(Written exercise) Filter out everything except lines holding "name".

(Data supplied)
▬▬▬▬▬▬
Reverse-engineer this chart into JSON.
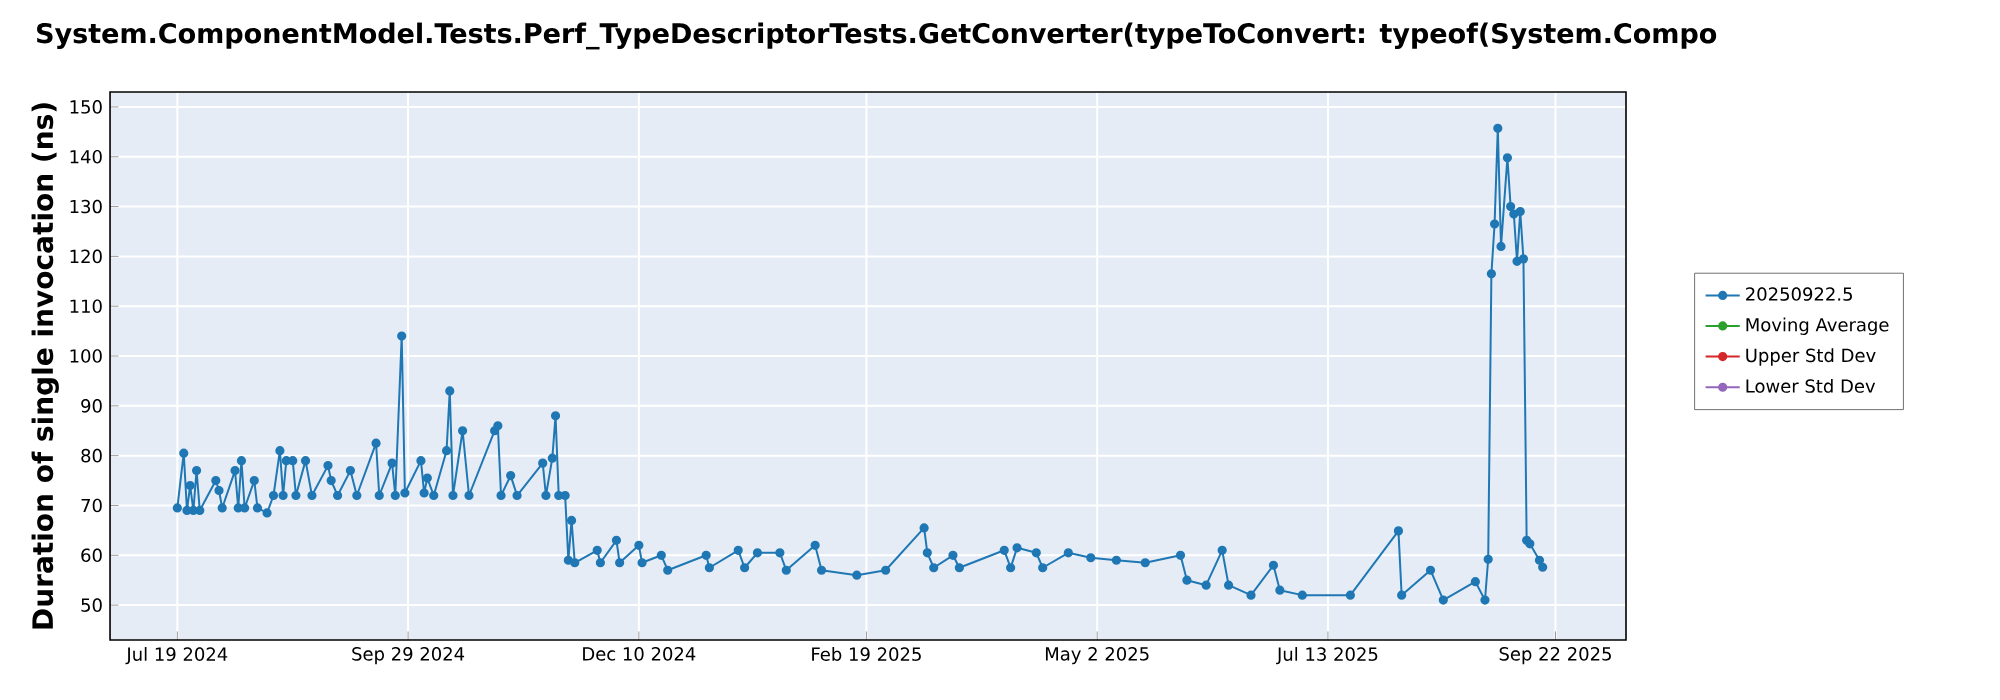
{
  "chart_data": {
    "type": "line",
    "title": "System.ComponentModel.Tests.Perf_TypeDescriptorTests.GetConverter(typeToConvert: typeof(System.Compo",
    "ylabel": "Duration of single invocation (ns)",
    "xlim": [
      "2024-06-28",
      "2025-10-14"
    ],
    "ylim": [
      43,
      153
    ],
    "xticks": [
      {
        "value": "2024-07-19",
        "label": "Jul 19 2024"
      },
      {
        "value": "2024-09-29",
        "label": "Sep 29 2024"
      },
      {
        "value": "2024-12-10",
        "label": "Dec 10 2024"
      },
      {
        "value": "2025-02-19",
        "label": "Feb 19 2025"
      },
      {
        "value": "2025-05-02",
        "label": "May 2 2025"
      },
      {
        "value": "2025-07-13",
        "label": "Jul 13 2025"
      },
      {
        "value": "2025-09-22",
        "label": "Sep 22 2025"
      }
    ],
    "yticks": [
      50,
      60,
      70,
      80,
      90,
      100,
      110,
      120,
      130,
      140,
      150
    ],
    "grid": true,
    "legend": "right",
    "marker": "circle",
    "line_style": "solid",
    "series": [
      {
        "name": "20250922.5",
        "color": "#1f77b4",
        "x": [
          "2024-07-19",
          "2024-07-21",
          "2024-07-22",
          "2024-07-23",
          "2024-07-24",
          "2024-07-25",
          "2024-07-26",
          "2024-07-31",
          "2024-08-01",
          "2024-08-02",
          "2024-08-06",
          "2024-08-07",
          "2024-08-08",
          "2024-08-09",
          "2024-08-12",
          "2024-08-13",
          "2024-08-16",
          "2024-08-18",
          "2024-08-20",
          "2024-08-21",
          "2024-08-22",
          "2024-08-24",
          "2024-08-25",
          "2024-08-28",
          "2024-08-30",
          "2024-09-04",
          "2024-09-05",
          "2024-09-07",
          "2024-09-11",
          "2024-09-13",
          "2024-09-19",
          "2024-09-20",
          "2024-09-24",
          "2024-09-25",
          "2024-09-27",
          "2024-09-28",
          "2024-10-03",
          "2024-10-04",
          "2024-10-05",
          "2024-10-07",
          "2024-10-11",
          "2024-10-12",
          "2024-10-13",
          "2024-10-16",
          "2024-10-18",
          "2024-10-26",
          "2024-10-27",
          "2024-10-28",
          "2024-10-31",
          "2024-11-02",
          "2024-11-10",
          "2024-11-11",
          "2024-11-13",
          "2024-11-14",
          "2024-11-15",
          "2024-11-17",
          "2024-11-18",
          "2024-11-19",
          "2024-11-20",
          "2024-11-27",
          "2024-11-28",
          "2024-12-03",
          "2024-12-04",
          "2024-12-10",
          "2024-12-11",
          "2024-12-17",
          "2024-12-19",
          "2024-12-31",
          "2025-01-01",
          "2025-01-10",
          "2025-01-12",
          "2025-01-16",
          "2025-01-23",
          "2025-01-25",
          "2025-02-03",
          "2025-02-05",
          "2025-02-16",
          "2025-02-25",
          "2025-03-09",
          "2025-03-10",
          "2025-03-12",
          "2025-03-18",
          "2025-03-20",
          "2025-04-03",
          "2025-04-05",
          "2025-04-07",
          "2025-04-13",
          "2025-04-15",
          "2025-04-23",
          "2025-04-30",
          "2025-05-08",
          "2025-05-17",
          "2025-05-28",
          "2025-05-30",
          "2025-06-05",
          "2025-06-10",
          "2025-06-12",
          "2025-06-19",
          "2025-06-26",
          "2025-06-28",
          "2025-07-05",
          "2025-07-20",
          "2025-08-04",
          "2025-08-05",
          "2025-08-14",
          "2025-08-18",
          "2025-08-28",
          "2025-08-31",
          "2025-09-01",
          "2025-09-02",
          "2025-09-03",
          "2025-09-04",
          "2025-09-05",
          "2025-09-07",
          "2025-09-08",
          "2025-09-09",
          "2025-09-10",
          "2025-09-11",
          "2025-09-12",
          "2025-09-13",
          "2025-09-14",
          "2025-09-17",
          "2025-09-18"
        ],
        "values": [
          69.5,
          80.5,
          69,
          74,
          69,
          77,
          69,
          75,
          73,
          69.5,
          77,
          69.5,
          79,
          69.5,
          75,
          69.5,
          68.5,
          72,
          81,
          72,
          79,
          79,
          72,
          79,
          72,
          78,
          75,
          72,
          77,
          72,
          82.5,
          72,
          78.5,
          72,
          104,
          72.5,
          79,
          72.5,
          75.5,
          72,
          81,
          93,
          72,
          85,
          72,
          85,
          86,
          72,
          76,
          72,
          78.5,
          72,
          79.5,
          88,
          72,
          72,
          59,
          67,
          58.5,
          61,
          58.5,
          63,
          58.5,
          62,
          58.5,
          60,
          57,
          60,
          57.5,
          61,
          57.5,
          60.5,
          60.5,
          57,
          62,
          57,
          56,
          57,
          65.5,
          60.5,
          57.5,
          60,
          57.5,
          61,
          57.5,
          61.5,
          60.5,
          57.5,
          60.5,
          59.5,
          59,
          58.5,
          60,
          55,
          54,
          61,
          54,
          52,
          58,
          53,
          52,
          52,
          64.9,
          52,
          57,
          51,
          54.7,
          51,
          59.2,
          116.5,
          126.5,
          145.7,
          122,
          139.8,
          130,
          128.5,
          119,
          129,
          119.5,
          63,
          62.3,
          59,
          57.6
        ]
      },
      {
        "name": "Moving Average",
        "color": "#2ca02c"
      },
      {
        "name": "Upper Std Dev",
        "color": "#d62728"
      },
      {
        "name": "Lower Std Dev",
        "color": "#9467bd"
      }
    ]
  }
}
▬▬▬▬▬▬
(Solution to this exercise)
        "name": "20250922.5",
        "name": "Moving Average",
        "name": "Upper Std Dev",
        "name": "Lower Std Dev",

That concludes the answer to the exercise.